GIVEN RECORDS:
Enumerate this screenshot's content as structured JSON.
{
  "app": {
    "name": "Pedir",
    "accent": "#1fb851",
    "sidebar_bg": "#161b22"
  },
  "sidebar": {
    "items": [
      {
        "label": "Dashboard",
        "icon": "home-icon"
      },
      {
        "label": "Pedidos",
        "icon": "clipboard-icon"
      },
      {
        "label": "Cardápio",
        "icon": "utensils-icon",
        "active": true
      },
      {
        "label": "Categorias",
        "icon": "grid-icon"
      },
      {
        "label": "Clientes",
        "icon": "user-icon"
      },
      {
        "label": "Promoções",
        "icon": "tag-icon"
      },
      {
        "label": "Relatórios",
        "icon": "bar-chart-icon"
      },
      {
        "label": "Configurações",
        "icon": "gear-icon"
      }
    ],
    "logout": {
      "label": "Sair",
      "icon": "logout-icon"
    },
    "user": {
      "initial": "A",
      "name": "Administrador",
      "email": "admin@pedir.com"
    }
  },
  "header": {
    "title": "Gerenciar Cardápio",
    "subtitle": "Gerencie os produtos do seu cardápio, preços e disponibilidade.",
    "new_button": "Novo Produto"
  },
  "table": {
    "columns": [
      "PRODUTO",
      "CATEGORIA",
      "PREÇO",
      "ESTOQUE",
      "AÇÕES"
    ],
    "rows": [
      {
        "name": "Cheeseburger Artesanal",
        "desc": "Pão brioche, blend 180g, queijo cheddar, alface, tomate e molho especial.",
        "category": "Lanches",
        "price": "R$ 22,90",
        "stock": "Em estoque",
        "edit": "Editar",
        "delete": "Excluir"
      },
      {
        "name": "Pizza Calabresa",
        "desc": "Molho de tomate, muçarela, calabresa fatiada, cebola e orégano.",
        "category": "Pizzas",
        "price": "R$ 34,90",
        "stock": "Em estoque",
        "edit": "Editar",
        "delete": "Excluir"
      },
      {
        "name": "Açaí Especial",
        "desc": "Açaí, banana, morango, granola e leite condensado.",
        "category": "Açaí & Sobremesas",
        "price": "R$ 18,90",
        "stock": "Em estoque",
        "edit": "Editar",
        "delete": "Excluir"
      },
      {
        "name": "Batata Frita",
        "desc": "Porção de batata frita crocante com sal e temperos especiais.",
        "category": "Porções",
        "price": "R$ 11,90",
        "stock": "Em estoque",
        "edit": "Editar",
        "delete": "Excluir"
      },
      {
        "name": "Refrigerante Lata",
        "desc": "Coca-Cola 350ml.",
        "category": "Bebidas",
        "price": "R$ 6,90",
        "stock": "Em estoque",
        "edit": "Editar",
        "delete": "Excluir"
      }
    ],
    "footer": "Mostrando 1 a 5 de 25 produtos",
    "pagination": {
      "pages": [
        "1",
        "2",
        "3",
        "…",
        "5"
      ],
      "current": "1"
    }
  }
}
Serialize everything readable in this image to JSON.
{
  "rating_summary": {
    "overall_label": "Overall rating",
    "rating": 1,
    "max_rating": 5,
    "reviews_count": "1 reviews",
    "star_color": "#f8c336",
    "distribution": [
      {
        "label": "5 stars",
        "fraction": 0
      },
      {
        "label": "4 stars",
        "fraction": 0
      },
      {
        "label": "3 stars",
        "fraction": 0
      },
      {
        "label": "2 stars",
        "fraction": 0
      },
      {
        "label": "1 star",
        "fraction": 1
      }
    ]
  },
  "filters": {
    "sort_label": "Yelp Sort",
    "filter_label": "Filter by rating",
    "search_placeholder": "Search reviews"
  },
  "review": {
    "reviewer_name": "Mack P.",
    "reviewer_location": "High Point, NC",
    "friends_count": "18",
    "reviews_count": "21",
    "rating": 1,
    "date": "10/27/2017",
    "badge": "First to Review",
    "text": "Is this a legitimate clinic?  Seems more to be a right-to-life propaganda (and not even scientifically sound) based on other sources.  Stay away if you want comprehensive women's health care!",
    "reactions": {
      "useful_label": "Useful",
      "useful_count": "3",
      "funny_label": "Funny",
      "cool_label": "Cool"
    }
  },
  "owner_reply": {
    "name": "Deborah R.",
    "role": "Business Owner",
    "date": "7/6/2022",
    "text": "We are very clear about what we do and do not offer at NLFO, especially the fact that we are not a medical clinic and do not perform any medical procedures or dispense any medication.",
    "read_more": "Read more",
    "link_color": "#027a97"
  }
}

WHAT IS BEING ASKED: Scan the material line by line and report each one that contains "price".

WRITTEN ANSWER:
        "price": "R$ 22,90",
        "price": "R$ 34,90",
        "price": "R$ 18,90",
        "price": "R$ 11,90",
        "price": "R$ 6,90",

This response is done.